═════ PROVIDED MATERIAL ═════

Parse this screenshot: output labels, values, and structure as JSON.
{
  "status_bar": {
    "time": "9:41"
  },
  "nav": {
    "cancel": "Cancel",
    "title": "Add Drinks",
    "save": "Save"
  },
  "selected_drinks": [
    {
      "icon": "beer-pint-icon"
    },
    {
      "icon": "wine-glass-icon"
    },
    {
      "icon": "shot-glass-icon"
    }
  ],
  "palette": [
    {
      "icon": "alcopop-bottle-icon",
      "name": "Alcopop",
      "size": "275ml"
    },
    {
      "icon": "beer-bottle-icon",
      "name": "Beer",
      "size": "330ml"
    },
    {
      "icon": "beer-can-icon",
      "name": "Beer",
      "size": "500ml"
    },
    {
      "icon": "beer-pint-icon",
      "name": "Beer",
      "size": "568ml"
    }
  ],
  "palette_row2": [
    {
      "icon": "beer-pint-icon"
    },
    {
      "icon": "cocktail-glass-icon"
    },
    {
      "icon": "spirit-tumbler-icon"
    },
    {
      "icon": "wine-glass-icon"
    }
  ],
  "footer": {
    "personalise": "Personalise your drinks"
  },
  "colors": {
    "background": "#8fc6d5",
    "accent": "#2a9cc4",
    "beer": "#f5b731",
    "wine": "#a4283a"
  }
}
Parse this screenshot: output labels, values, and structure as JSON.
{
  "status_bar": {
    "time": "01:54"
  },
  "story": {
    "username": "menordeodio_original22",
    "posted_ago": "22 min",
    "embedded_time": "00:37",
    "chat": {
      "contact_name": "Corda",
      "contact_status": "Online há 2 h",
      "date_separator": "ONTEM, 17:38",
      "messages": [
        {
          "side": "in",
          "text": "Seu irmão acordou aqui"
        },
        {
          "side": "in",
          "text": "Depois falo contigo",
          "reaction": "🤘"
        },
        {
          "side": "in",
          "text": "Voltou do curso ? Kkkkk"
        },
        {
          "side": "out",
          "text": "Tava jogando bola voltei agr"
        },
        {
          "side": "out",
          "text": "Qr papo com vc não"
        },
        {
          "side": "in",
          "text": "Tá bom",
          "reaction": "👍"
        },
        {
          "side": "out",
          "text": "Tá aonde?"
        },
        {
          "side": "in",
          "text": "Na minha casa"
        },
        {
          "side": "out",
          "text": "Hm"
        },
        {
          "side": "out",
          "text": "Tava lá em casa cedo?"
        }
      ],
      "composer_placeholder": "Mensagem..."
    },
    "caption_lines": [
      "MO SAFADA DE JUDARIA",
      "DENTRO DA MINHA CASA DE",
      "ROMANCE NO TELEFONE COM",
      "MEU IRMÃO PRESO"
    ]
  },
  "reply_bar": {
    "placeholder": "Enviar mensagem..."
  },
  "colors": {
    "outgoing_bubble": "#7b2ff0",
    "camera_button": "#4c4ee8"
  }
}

═════

WHAT THE TASK REQUIRES: Print all of the entries exactly as they appear.

SOLUTION FOR THIS TASK:
Parse this screenshot: output labels, values, and structure as JSON.
{
  "status_bar": {
    "time": "9:41"
  },
  "nav": {
    "cancel": "Cancel",
    "title": "Add Drinks",
    "save": "Save"
  },
  "selected_drinks": [
    {
      "icon": "beer-pint-icon"
    },
    {
      "icon": "wine-glass-icon"
    },
    {
      "icon": "shot-glass-icon"
    }
  ],
  "palette": [
    {
      "icon": "alcopop-bottle-icon",
      "name": "Alcopop",
      "size": "275ml"
    },
    {
      "icon": "beer-bottle-icon",
      "name": "Beer",
      "size": "330ml"
    },
    {
      "icon": "beer-can-icon",
      "name": "Beer",
      "size": "500ml"
    },
    {
      "icon": "beer-pint-icon",
      "name": "Beer",
      "size": "568ml"
    }
  ],
  "palette_row2": [
    {
      "icon": "beer-pint-icon"
    },
    {
      "icon": "cocktail-glass-icon"
    },
    {
      "icon": "spirit-tumbler-icon"
    },
    {
      "icon": "wine-glass-icon"
    }
  ],
  "footer": {
    "personalise": "Personalise your drinks"
  },
  "colors": {
    "background": "#8fc6d5",
    "accent": "#2a9cc4",
    "beer": "#f5b731",
    "wine": "#a4283a"
  }
}
Parse this screenshot: output labels, values, and structure as JSON.
{
  "status_bar": {
    "time": "01:54"
  },
  "story": {
    "username": "menordeodio_original22",
    "posted_ago": "22 min",
    "embedded_time": "00:37",
    "chat": {
      "contact_name": "Corda",
      "contact_status": "Online há 2 h",
      "date_separator": "ONTEM, 17:38",
      "messages": [
        {
          "side": "in",
          "text": "Seu irmão acordou aqui"
        },
        {
          "side": "in",
          "text": "Depois falo contigo",
          "reaction": "🤘"
        },
        {
          "side": "in",
          "text": "Voltou do curso ? Kkkkk"
        },
        {
          "side": "out",
          "text": "Tava jogando bola voltei agr"
        },
        {
          "side": "out",
          "text": "Qr papo com vc não"
        },
        {
          "side": "in",
          "text": "Tá bom",
          "reaction": "👍"
        },
        {
          "side": "out",
          "text": "Tá aonde?"
        },
        {
          "side": "in",
          "text": "Na minha casa"
        },
        {
          "side": "out",
          "text": "Hm"
        },
        {
          "side": "out",
          "text": "Tava lá em casa cedo?"
        }
      ],
      "composer_placeholder": "Mensagem..."
    },
    "caption_lines": [
      "MO SAFADA DE JUDARIA",
      "DENTRO DA MINHA CASA DE",
      "ROMANCE NO TELEFONE COM",
      "MEU IRMÃO PRESO"
    ]
  },
  "reply_bar": {
    "placeholder": "Enviar mensagem..."
  },
  "colors": {
    "outgoing_bubble": "#7b2ff0",
    "camera_button": "#4c4ee8"
  }
}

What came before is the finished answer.